→ Directions:
What is the number of lines containing the word "document"? Give that number alone.

→ Task data:
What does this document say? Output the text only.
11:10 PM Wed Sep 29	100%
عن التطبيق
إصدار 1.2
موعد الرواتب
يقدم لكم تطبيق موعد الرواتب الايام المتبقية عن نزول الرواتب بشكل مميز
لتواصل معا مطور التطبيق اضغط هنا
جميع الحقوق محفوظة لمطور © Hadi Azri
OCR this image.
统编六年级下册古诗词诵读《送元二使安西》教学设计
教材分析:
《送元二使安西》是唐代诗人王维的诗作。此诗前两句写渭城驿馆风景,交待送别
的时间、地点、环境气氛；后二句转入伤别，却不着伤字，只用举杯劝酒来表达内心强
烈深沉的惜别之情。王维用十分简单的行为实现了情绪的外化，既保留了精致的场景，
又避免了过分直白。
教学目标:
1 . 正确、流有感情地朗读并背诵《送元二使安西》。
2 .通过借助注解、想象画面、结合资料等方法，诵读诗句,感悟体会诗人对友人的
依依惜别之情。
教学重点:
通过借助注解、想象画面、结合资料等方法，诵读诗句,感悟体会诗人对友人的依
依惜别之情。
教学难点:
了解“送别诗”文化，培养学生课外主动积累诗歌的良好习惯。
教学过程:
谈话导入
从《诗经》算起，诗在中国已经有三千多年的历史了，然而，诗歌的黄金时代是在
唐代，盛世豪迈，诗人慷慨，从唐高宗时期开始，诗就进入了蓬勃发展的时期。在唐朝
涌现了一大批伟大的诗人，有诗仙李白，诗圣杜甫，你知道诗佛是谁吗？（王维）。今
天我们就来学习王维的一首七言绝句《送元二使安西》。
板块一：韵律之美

==

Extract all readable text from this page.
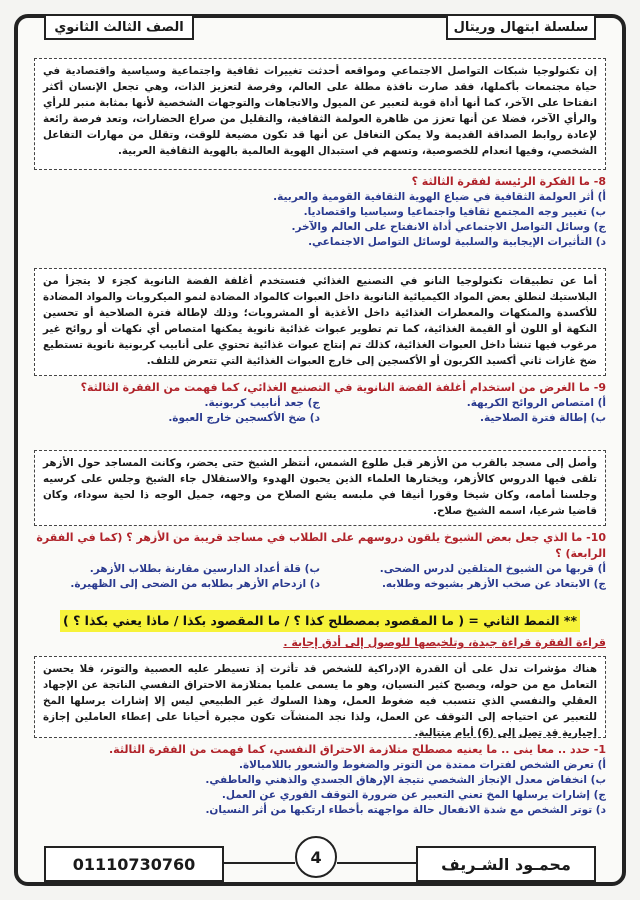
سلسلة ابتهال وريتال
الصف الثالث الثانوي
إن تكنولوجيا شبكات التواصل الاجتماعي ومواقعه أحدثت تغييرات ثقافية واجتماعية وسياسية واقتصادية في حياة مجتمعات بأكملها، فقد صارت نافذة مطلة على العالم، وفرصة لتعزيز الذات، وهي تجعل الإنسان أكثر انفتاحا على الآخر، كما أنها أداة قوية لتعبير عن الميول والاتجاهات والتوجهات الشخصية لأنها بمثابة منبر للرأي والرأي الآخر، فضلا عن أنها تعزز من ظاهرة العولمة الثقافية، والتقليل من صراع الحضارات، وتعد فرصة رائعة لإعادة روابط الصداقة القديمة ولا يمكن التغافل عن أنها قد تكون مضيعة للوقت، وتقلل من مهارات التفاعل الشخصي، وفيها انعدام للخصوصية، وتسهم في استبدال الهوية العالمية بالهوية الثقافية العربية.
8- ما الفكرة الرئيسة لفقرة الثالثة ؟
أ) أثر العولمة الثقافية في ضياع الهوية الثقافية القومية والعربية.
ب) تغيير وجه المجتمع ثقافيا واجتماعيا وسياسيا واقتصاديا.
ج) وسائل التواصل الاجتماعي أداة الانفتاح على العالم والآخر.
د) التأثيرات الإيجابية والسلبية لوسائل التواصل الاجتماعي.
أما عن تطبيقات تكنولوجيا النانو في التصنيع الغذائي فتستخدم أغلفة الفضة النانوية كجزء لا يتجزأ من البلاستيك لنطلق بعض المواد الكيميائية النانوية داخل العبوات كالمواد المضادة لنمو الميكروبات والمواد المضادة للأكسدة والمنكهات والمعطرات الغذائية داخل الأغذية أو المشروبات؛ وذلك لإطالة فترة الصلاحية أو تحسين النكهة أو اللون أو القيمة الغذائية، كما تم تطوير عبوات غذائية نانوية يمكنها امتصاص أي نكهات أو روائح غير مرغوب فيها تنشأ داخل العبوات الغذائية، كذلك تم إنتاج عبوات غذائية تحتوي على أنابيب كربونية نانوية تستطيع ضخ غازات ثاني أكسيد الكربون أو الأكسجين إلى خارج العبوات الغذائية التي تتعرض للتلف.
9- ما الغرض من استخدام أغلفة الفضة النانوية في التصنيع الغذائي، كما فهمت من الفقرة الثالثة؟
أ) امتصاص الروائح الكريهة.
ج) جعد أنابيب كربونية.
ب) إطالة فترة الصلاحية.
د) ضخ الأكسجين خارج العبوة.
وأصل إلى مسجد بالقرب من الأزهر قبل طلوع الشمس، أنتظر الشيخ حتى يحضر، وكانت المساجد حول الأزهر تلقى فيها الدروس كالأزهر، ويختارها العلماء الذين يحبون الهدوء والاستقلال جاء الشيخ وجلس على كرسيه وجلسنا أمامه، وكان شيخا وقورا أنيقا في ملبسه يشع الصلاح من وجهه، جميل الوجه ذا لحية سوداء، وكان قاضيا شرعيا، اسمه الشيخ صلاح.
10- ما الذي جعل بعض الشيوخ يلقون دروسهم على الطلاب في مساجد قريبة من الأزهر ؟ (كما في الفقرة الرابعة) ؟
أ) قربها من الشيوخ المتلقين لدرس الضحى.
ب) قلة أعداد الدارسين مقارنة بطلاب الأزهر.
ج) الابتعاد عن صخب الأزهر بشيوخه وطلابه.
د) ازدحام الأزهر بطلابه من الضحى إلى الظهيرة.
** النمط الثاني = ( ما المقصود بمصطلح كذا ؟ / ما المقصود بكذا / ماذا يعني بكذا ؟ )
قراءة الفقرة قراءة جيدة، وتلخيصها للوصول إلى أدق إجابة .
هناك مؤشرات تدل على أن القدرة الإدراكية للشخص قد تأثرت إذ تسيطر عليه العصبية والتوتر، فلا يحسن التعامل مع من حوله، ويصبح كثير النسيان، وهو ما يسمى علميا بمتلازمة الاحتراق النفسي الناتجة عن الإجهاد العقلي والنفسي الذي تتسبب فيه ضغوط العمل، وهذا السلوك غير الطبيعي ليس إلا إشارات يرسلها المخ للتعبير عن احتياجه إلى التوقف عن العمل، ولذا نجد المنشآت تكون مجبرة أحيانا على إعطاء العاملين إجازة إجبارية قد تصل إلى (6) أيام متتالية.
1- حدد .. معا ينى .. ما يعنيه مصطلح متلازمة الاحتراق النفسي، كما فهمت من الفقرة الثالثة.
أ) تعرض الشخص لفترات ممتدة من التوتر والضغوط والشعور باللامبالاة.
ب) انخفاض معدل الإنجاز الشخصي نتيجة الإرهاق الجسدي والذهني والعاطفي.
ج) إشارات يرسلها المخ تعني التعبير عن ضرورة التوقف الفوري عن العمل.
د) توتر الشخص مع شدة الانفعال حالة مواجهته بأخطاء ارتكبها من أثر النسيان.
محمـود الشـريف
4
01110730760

* * *

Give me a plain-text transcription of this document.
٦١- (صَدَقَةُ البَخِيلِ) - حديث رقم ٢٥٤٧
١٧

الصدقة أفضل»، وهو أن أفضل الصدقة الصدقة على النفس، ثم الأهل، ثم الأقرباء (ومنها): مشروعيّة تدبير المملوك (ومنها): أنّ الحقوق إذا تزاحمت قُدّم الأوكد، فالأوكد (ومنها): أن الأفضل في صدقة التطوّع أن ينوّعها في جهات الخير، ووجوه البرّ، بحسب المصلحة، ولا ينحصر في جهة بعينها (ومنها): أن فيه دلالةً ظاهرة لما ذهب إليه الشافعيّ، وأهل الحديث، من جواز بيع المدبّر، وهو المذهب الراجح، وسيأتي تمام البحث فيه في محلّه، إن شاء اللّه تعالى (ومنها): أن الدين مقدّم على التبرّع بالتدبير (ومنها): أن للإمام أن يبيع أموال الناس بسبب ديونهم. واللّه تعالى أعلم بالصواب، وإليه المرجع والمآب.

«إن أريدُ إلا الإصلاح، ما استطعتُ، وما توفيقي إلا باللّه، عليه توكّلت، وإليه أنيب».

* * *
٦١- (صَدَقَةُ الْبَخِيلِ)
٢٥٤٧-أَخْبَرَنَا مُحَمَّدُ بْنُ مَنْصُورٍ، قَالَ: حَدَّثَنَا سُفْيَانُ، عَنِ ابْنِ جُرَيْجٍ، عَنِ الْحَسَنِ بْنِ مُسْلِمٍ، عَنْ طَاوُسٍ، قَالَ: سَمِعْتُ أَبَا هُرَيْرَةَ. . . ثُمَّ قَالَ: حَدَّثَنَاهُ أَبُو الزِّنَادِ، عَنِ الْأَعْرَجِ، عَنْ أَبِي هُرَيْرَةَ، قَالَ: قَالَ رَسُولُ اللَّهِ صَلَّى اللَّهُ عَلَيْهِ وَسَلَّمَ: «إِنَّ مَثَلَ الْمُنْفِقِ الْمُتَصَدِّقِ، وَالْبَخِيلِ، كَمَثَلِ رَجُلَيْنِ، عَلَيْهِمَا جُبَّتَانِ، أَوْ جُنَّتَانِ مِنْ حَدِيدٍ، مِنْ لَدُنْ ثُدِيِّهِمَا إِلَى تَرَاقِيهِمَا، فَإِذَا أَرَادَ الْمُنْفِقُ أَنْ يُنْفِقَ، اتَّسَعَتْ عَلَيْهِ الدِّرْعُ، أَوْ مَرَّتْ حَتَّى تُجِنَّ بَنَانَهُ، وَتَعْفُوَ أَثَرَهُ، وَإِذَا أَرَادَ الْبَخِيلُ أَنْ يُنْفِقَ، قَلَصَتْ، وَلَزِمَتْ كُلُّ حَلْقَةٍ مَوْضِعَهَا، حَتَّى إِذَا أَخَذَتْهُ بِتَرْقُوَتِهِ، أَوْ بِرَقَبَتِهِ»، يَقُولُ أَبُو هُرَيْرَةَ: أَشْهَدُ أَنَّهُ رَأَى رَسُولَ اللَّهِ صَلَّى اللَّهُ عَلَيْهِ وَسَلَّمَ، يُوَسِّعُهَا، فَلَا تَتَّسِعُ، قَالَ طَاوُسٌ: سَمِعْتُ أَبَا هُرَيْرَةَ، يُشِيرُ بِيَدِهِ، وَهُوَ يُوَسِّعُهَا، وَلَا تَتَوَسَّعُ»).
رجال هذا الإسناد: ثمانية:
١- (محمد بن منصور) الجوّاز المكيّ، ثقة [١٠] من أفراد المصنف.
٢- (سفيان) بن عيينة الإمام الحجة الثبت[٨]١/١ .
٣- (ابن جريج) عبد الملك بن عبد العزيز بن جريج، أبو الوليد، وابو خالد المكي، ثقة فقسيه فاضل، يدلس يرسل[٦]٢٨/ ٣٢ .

→ Task response:
2